### Material shown
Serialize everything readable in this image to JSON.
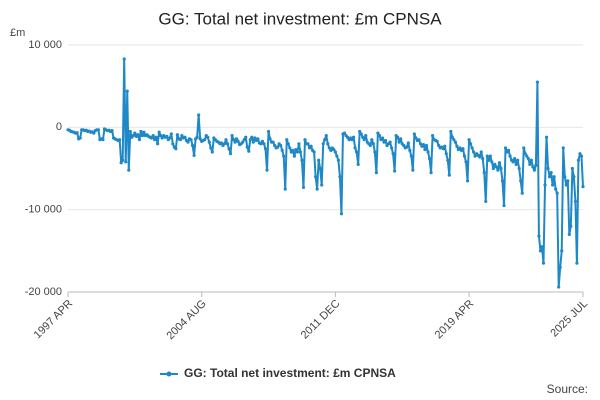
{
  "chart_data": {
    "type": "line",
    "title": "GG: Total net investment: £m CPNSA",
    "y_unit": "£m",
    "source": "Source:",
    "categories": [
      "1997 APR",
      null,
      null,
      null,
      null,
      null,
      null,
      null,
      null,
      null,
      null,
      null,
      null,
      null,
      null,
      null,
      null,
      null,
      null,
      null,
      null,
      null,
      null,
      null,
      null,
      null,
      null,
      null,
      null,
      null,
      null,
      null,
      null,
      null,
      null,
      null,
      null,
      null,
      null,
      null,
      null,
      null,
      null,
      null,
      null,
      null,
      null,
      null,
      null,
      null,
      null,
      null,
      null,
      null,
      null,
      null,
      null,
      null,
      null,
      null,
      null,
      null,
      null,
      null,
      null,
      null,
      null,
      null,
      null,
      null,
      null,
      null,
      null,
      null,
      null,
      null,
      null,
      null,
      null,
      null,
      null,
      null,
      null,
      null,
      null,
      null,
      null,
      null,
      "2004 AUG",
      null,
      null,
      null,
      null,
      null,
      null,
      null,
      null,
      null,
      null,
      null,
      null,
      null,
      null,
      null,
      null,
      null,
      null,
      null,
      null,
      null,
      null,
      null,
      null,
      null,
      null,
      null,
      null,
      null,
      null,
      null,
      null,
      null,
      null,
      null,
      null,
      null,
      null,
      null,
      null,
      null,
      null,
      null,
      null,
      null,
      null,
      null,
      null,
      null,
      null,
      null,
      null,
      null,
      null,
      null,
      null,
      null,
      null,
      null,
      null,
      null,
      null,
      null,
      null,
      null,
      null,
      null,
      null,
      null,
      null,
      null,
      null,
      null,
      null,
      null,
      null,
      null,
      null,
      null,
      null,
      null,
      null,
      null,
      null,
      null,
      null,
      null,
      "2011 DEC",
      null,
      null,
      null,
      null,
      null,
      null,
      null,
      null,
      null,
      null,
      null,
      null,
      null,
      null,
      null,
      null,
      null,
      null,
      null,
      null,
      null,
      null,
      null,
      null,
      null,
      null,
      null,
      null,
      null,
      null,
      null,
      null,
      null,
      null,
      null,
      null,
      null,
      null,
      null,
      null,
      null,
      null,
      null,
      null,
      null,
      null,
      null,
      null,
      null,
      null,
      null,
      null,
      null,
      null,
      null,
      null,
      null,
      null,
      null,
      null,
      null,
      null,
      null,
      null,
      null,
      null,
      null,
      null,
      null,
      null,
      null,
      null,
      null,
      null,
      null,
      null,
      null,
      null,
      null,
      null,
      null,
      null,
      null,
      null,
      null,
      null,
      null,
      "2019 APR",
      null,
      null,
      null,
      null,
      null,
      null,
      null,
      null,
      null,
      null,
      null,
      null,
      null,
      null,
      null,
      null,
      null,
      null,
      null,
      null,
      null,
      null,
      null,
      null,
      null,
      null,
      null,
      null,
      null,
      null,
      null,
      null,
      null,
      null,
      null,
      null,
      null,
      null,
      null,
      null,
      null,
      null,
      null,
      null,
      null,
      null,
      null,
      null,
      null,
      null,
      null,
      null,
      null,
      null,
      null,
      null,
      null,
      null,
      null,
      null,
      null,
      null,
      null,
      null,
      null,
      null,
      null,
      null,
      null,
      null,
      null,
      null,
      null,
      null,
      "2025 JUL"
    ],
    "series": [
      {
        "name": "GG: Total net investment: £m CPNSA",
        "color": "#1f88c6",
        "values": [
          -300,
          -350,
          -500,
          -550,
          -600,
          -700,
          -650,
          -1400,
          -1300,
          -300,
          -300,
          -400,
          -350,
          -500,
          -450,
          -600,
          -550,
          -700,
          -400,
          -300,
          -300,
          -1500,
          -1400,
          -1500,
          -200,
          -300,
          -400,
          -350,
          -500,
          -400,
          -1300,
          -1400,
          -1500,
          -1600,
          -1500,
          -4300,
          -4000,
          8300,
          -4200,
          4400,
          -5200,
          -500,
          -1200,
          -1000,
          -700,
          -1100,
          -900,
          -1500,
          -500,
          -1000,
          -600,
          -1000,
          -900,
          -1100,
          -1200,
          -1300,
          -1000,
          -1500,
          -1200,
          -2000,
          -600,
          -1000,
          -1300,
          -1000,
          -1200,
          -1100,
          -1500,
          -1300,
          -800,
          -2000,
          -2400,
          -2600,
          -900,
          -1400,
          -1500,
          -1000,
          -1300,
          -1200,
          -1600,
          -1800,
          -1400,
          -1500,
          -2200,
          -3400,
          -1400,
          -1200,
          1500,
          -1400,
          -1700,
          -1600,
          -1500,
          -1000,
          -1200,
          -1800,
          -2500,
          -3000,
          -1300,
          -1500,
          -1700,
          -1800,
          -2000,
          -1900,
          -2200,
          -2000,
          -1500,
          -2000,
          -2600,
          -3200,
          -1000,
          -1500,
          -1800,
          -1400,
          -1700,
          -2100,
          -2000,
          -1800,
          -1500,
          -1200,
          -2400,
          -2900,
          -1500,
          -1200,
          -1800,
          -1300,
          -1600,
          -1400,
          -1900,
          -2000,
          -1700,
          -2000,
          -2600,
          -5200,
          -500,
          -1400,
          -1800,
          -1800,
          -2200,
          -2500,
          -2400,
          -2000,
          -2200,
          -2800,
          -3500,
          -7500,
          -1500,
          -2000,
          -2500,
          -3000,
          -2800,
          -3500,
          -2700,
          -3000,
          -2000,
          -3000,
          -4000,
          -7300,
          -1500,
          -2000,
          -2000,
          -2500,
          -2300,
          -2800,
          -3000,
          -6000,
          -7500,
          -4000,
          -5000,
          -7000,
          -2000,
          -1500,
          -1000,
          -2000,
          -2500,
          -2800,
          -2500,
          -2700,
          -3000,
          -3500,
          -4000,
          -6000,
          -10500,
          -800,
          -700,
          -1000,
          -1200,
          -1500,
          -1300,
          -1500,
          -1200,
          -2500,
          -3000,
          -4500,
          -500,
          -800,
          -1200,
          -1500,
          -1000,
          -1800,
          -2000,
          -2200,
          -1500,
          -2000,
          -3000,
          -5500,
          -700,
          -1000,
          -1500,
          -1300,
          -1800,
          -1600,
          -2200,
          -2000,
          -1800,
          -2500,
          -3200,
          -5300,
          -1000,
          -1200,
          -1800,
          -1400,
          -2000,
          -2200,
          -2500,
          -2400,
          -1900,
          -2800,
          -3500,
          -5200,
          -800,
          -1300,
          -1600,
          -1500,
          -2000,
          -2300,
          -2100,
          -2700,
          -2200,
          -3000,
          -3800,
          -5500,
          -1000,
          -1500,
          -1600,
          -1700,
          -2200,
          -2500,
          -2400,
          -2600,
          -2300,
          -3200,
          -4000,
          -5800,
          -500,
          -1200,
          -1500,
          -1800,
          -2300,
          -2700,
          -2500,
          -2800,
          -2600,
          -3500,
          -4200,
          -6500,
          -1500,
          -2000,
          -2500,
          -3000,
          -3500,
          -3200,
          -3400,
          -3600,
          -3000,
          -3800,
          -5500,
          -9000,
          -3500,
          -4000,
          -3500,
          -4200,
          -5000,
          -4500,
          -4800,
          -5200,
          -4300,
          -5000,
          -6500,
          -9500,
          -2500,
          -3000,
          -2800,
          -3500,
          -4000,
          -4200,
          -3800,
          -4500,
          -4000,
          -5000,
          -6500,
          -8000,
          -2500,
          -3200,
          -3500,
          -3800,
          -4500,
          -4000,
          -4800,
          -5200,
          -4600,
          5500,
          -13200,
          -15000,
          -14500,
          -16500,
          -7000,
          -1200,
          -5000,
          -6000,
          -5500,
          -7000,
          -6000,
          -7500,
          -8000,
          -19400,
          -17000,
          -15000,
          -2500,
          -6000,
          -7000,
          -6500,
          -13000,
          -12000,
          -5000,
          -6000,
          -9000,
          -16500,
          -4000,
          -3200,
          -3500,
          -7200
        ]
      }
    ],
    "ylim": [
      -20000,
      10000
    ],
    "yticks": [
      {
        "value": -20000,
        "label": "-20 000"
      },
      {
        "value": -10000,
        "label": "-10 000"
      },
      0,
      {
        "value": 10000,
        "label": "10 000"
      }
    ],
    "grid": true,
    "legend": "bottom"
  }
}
######
### Material shown
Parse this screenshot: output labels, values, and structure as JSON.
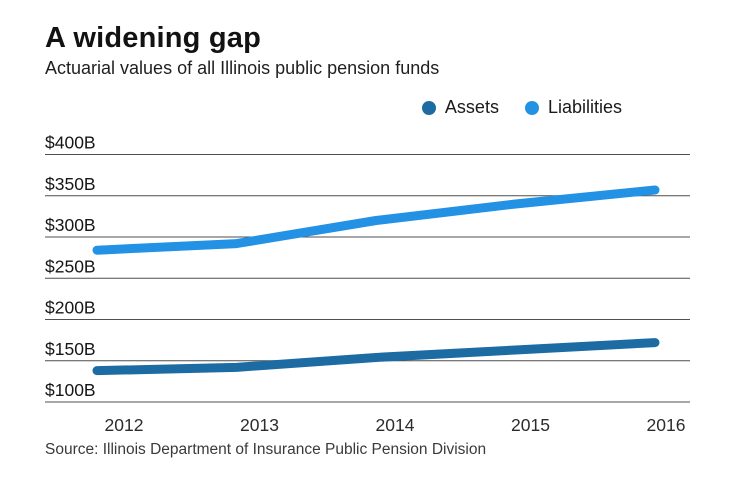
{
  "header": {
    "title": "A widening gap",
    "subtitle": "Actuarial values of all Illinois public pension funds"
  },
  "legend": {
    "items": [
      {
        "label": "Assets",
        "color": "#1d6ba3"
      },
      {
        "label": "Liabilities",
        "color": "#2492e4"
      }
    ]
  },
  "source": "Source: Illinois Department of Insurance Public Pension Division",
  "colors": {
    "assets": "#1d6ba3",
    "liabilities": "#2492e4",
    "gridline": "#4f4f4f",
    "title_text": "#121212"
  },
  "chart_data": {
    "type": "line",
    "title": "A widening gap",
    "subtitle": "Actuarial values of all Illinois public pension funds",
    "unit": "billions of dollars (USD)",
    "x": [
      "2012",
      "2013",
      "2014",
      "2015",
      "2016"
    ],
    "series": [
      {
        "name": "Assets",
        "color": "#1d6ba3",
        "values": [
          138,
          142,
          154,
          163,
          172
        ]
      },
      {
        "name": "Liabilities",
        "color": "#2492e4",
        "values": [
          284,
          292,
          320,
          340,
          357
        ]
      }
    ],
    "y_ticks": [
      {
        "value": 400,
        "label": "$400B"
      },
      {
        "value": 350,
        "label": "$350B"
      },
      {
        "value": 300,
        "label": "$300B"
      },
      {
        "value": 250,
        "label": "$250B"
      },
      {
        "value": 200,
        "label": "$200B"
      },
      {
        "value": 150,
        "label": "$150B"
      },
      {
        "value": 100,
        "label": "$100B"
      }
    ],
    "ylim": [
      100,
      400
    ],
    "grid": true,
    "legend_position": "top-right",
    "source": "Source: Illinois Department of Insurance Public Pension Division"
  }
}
######
(Task brief) Identify each line in the entries with the word "Total" and copy it.

(Task answer)
    "title": "GG: Total net investment: £m CPNSA",
        "name": "GG: Total net investment: £m CPNSA",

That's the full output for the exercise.